### WRITTEN EXERCISE:
Find how many lines of the listing below include the word "screenshot", then report the number by itself.

>>>>>

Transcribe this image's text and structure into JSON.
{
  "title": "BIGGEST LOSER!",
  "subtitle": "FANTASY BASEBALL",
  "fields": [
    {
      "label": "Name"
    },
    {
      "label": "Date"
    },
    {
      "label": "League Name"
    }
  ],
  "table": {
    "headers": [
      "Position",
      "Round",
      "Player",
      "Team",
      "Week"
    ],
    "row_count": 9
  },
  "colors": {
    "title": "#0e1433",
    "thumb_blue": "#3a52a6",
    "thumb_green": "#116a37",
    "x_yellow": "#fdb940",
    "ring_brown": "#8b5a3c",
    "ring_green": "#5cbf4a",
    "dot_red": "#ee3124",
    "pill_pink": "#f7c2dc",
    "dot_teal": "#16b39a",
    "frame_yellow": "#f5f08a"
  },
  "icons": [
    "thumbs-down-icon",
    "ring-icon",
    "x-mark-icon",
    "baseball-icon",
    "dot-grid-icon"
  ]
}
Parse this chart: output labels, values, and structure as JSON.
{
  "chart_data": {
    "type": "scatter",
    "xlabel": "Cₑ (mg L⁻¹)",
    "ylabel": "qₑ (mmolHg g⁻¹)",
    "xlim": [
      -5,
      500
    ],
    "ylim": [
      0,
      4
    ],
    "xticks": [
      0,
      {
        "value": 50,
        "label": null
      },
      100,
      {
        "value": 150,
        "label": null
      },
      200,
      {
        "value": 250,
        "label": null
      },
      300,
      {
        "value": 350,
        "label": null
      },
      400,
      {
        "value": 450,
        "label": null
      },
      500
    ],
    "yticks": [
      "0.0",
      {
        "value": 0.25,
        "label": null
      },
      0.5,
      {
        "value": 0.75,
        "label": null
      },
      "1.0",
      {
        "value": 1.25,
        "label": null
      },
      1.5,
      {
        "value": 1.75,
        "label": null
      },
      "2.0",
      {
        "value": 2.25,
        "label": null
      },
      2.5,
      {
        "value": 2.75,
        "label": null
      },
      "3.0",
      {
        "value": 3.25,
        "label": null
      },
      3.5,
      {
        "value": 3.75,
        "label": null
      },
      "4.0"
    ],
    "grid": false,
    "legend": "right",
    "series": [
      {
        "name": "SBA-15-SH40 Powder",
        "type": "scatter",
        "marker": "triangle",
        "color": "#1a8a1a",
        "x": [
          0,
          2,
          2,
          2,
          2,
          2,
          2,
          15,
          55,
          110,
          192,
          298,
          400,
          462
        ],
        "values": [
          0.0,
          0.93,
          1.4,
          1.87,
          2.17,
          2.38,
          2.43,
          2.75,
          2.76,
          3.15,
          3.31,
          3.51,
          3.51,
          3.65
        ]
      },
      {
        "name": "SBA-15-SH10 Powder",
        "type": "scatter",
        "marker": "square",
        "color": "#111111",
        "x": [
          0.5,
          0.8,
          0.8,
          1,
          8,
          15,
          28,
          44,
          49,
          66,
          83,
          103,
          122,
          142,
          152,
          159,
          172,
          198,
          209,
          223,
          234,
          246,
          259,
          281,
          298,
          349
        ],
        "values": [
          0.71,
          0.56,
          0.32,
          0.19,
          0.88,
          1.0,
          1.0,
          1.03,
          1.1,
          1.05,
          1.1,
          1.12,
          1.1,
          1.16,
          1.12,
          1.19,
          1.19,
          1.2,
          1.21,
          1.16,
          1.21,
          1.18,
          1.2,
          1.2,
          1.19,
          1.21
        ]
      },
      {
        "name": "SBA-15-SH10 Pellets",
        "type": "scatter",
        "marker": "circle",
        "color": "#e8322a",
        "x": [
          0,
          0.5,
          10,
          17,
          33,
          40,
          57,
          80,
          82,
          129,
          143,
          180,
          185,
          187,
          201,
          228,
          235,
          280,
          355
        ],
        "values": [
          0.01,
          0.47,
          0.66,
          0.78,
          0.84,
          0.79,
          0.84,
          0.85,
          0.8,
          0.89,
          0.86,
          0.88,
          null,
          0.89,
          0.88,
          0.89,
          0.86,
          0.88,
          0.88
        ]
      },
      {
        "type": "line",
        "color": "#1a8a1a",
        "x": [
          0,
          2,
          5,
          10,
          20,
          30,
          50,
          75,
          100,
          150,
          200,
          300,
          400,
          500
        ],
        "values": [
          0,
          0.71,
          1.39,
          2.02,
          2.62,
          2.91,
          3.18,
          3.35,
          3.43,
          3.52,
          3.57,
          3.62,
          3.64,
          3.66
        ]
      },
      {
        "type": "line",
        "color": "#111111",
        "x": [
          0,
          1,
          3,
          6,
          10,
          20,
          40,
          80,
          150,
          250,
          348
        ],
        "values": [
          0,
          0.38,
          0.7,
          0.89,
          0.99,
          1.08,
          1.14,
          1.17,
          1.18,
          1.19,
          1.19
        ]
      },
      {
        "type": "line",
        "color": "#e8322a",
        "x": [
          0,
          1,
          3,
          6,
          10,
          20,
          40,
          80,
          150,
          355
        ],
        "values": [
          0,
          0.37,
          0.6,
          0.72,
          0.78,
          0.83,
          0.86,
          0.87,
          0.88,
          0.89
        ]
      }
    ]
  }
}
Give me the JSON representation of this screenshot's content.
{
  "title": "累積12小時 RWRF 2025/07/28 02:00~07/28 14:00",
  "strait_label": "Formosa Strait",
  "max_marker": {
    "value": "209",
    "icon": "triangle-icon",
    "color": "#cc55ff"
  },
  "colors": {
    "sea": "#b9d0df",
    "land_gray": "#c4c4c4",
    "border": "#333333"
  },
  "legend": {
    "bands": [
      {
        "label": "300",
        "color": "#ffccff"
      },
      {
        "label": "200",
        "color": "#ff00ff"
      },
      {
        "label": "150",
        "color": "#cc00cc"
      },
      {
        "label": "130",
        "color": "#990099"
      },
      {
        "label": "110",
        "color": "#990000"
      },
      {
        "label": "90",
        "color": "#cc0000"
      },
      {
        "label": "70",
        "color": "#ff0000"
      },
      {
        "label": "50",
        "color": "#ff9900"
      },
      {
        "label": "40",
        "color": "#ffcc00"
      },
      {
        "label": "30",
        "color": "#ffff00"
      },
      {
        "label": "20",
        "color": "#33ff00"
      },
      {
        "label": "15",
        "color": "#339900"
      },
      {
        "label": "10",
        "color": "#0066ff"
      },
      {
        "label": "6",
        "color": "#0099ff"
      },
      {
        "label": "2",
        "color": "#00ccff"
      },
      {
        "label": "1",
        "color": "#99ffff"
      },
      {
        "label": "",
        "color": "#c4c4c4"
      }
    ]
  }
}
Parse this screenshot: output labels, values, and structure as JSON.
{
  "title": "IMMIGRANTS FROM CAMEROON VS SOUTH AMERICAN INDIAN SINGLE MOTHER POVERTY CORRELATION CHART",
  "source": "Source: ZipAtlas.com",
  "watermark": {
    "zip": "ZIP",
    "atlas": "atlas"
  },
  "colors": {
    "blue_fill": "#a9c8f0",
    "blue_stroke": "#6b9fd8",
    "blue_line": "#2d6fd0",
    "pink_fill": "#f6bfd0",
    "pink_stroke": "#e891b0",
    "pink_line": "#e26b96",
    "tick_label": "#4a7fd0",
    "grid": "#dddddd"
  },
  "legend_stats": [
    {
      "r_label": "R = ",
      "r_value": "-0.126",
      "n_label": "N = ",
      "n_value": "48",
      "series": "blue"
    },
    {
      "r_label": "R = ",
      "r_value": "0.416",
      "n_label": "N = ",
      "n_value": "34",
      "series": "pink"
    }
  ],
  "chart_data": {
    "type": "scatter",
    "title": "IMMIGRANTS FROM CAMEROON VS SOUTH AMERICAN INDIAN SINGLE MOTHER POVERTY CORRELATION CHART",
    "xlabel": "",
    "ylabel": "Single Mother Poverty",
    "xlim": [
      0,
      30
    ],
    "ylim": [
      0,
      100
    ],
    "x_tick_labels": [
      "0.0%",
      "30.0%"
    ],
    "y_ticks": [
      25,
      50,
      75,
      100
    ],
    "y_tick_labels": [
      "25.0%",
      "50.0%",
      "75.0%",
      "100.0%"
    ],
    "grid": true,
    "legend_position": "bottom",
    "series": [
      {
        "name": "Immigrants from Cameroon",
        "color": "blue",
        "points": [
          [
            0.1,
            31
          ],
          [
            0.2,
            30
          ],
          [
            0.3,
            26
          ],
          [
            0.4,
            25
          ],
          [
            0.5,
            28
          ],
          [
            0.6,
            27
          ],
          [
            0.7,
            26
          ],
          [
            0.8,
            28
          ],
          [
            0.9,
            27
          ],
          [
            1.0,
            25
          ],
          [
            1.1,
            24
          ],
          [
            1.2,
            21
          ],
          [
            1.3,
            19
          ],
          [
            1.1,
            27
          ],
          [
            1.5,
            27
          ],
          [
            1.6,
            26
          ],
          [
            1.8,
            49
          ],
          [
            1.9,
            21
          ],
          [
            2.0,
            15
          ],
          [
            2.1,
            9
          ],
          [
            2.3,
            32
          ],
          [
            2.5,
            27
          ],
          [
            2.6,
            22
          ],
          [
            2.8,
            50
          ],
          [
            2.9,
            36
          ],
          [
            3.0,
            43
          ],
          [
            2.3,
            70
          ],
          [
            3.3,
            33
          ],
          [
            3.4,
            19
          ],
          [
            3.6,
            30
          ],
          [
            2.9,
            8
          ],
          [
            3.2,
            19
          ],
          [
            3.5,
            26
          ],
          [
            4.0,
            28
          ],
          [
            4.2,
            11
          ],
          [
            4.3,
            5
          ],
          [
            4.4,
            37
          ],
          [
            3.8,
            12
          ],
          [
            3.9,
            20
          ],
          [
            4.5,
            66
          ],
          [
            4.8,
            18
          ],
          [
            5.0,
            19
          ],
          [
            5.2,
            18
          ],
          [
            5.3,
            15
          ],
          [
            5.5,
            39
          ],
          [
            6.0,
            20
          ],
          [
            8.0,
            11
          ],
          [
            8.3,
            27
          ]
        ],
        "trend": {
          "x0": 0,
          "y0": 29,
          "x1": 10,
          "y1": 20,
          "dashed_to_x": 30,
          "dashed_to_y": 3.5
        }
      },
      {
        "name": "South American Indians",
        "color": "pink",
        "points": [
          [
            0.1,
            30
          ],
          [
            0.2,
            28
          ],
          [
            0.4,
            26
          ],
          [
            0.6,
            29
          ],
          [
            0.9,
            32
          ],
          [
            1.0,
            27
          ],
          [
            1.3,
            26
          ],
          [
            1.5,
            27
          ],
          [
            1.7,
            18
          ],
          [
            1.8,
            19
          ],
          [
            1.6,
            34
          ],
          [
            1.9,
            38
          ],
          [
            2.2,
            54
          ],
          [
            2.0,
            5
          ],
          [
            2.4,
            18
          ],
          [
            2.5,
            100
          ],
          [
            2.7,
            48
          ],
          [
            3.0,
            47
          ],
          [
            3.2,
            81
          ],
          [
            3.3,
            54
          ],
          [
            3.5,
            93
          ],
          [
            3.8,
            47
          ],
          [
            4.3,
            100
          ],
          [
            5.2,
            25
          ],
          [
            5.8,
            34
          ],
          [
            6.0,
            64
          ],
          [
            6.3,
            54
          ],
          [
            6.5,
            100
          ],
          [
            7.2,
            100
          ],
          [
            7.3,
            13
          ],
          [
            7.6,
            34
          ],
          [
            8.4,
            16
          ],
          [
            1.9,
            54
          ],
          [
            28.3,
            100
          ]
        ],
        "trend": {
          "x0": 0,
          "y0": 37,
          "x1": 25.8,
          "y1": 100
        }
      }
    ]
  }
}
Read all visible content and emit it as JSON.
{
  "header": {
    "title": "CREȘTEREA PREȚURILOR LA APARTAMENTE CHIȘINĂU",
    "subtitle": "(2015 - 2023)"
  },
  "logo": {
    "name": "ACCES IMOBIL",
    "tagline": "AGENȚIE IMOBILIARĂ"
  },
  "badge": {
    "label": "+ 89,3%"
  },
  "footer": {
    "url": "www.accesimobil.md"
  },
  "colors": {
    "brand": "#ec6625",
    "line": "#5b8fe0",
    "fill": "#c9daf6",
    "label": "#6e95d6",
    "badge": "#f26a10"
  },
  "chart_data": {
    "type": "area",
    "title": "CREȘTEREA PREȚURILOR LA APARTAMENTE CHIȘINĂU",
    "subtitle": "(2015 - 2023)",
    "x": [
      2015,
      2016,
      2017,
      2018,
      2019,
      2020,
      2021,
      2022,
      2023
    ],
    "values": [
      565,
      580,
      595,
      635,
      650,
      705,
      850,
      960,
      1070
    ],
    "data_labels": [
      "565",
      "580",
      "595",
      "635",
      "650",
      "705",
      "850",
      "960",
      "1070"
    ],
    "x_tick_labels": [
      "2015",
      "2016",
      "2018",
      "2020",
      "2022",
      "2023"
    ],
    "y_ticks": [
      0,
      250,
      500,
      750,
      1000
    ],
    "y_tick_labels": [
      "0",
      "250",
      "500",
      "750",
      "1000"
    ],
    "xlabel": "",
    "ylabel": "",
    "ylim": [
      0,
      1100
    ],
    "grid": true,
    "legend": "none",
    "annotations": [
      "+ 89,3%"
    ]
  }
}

<<<<<

### WRITTEN ANSWER:
2